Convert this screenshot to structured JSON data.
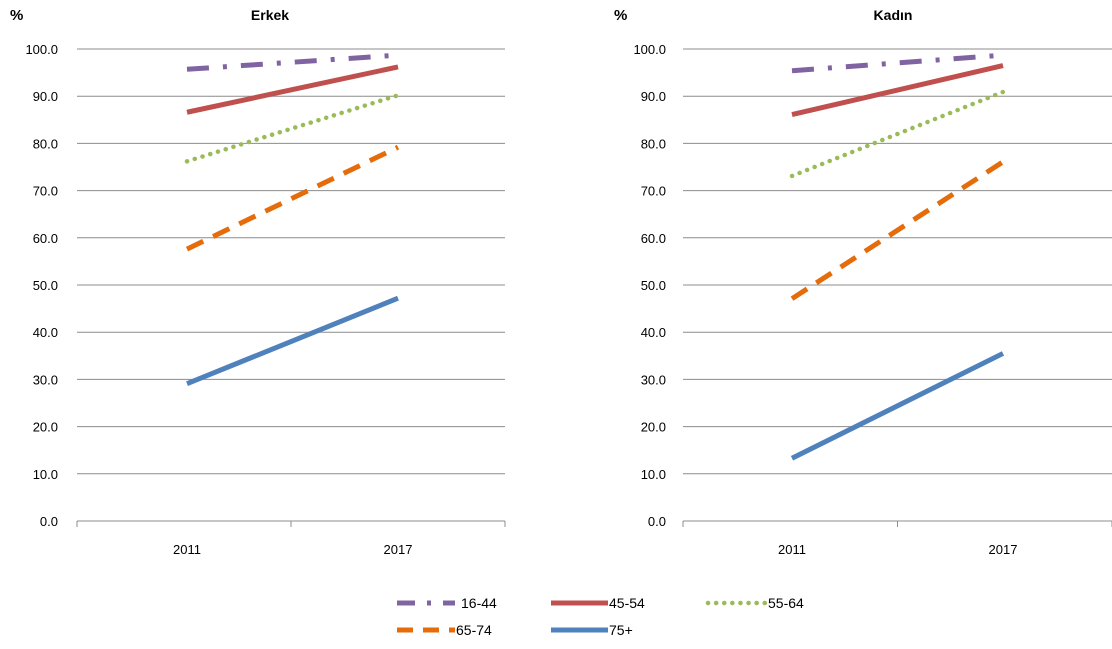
{
  "colors": {
    "16-44": "#8064A2",
    "45-54": "#C0504D",
    "55-64": "#9BBB59",
    "65-74": "#E46C0A",
    "75+": "#4F81BD",
    "grid": "#8c8c8c"
  },
  "legend": [
    {
      "name": "16-44",
      "style": "dash-dot"
    },
    {
      "name": "45-54",
      "style": "solid"
    },
    {
      "name": "55-64",
      "style": "dotted"
    },
    {
      "name": "65-74",
      "style": "dashed"
    },
    {
      "name": "75+",
      "style": "solid"
    }
  ],
  "chart_data": [
    {
      "type": "line",
      "title": "Erkek",
      "ylabel": "%",
      "xlabel": "",
      "categories": [
        "2011",
        "2017"
      ],
      "ylim": [
        0,
        100
      ],
      "yticks": [
        "0.0",
        "10.0",
        "20.0",
        "30.0",
        "40.0",
        "50.0",
        "60.0",
        "70.0",
        "80.0",
        "90.0",
        "100.0"
      ],
      "grid": true,
      "legend_position": "bottom",
      "series": [
        {
          "name": "16-44",
          "values": [
            95.7,
            98.7
          ]
        },
        {
          "name": "45-54",
          "values": [
            86.6,
            96.2
          ]
        },
        {
          "name": "55-64",
          "values": [
            76.2,
            90.2
          ]
        },
        {
          "name": "65-74",
          "values": [
            57.6,
            79.2
          ]
        },
        {
          "name": "75+",
          "values": [
            29.1,
            47.2
          ]
        }
      ]
    },
    {
      "type": "line",
      "title": "Kadın",
      "ylabel": "%",
      "xlabel": "",
      "categories": [
        "2011",
        "2017"
      ],
      "ylim": [
        0,
        100
      ],
      "yticks": [
        "0.0",
        "10.0",
        "20.0",
        "30.0",
        "40.0",
        "50.0",
        "60.0",
        "70.0",
        "80.0",
        "90.0",
        "100.0"
      ],
      "grid": true,
      "legend_position": "bottom",
      "series": [
        {
          "name": "16-44",
          "values": [
            95.4,
            98.7
          ]
        },
        {
          "name": "45-54",
          "values": [
            86.1,
            96.5
          ]
        },
        {
          "name": "55-64",
          "values": [
            73.1,
            90.9
          ]
        },
        {
          "name": "65-74",
          "values": [
            47.1,
            76.1
          ]
        },
        {
          "name": "75+",
          "values": [
            13.3,
            35.5
          ]
        }
      ]
    }
  ]
}
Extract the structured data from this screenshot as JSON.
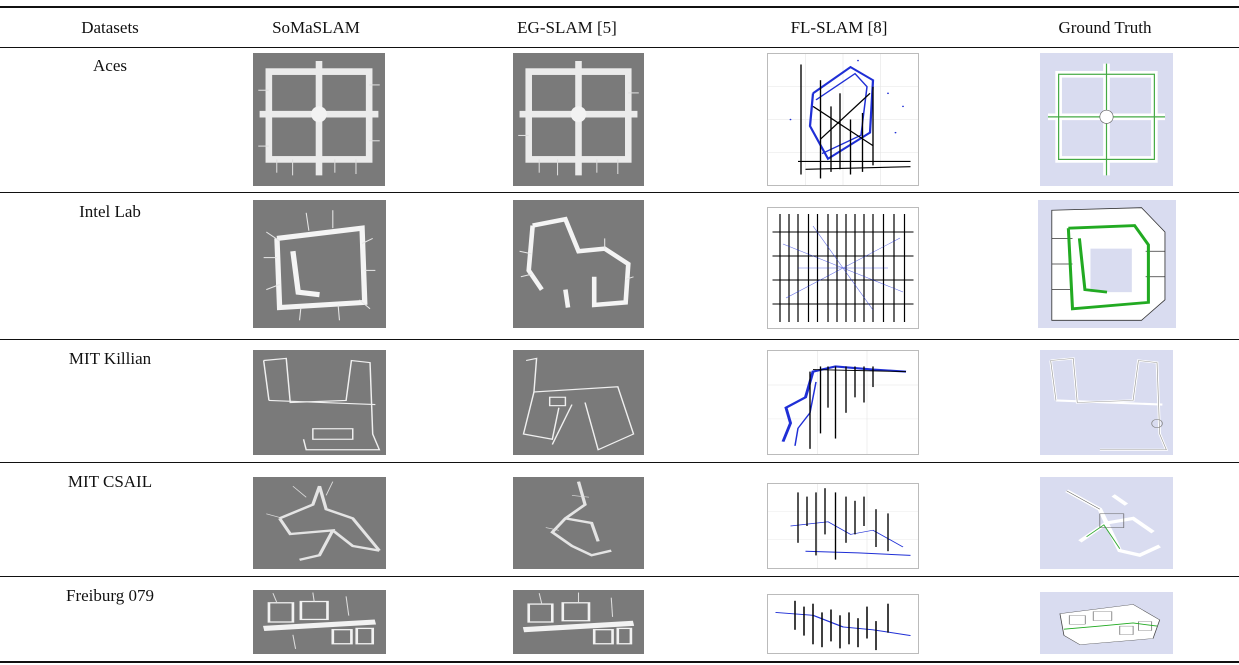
{
  "table": {
    "columns": [
      "Datasets",
      "SoMaSLAM",
      "EG-SLAM [5]",
      "FL-SLAM [8]",
      "Ground Truth"
    ],
    "rows": [
      {
        "dataset": "Aces"
      },
      {
        "dataset": "Intel Lab"
      },
      {
        "dataset": "MIT Killian"
      },
      {
        "dataset": "MIT CSAIL"
      },
      {
        "dataset": "Freiburg 079"
      }
    ]
  },
  "colors": {
    "map_background": "#7a7a7a",
    "ground_truth_background": "#d9dcf0",
    "trajectory_blue": "#1f2fd6",
    "ground_truth_path": "#22aa22"
  }
}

# # #

**Exercise**
Reproduce exactly, and only, the lines from the one containing "Extract the structured" through the last line of the records above, both included, leaving out any pictures.

**The completed task**
Extract the structured data from this screenshot as JSON.
{
  "table": {
    "columns": [
      "Datasets",
      "SoMaSLAM",
      "EG-SLAM [5]",
      "FL-SLAM [8]",
      "Ground Truth"
    ],
    "rows": [
      {
        "dataset": "Aces"
      },
      {
        "dataset": "Intel Lab"
      },
      {
        "dataset": "MIT Killian"
      },
      {
        "dataset": "MIT CSAIL"
      },
      {
        "dataset": "Freiburg 079"
      }
    ]
  },
  "colors": {
    "map_background": "#7a7a7a",
    "ground_truth_background": "#d9dcf0",
    "trajectory_blue": "#1f2fd6",
    "ground_truth_path": "#22aa22"
  }
}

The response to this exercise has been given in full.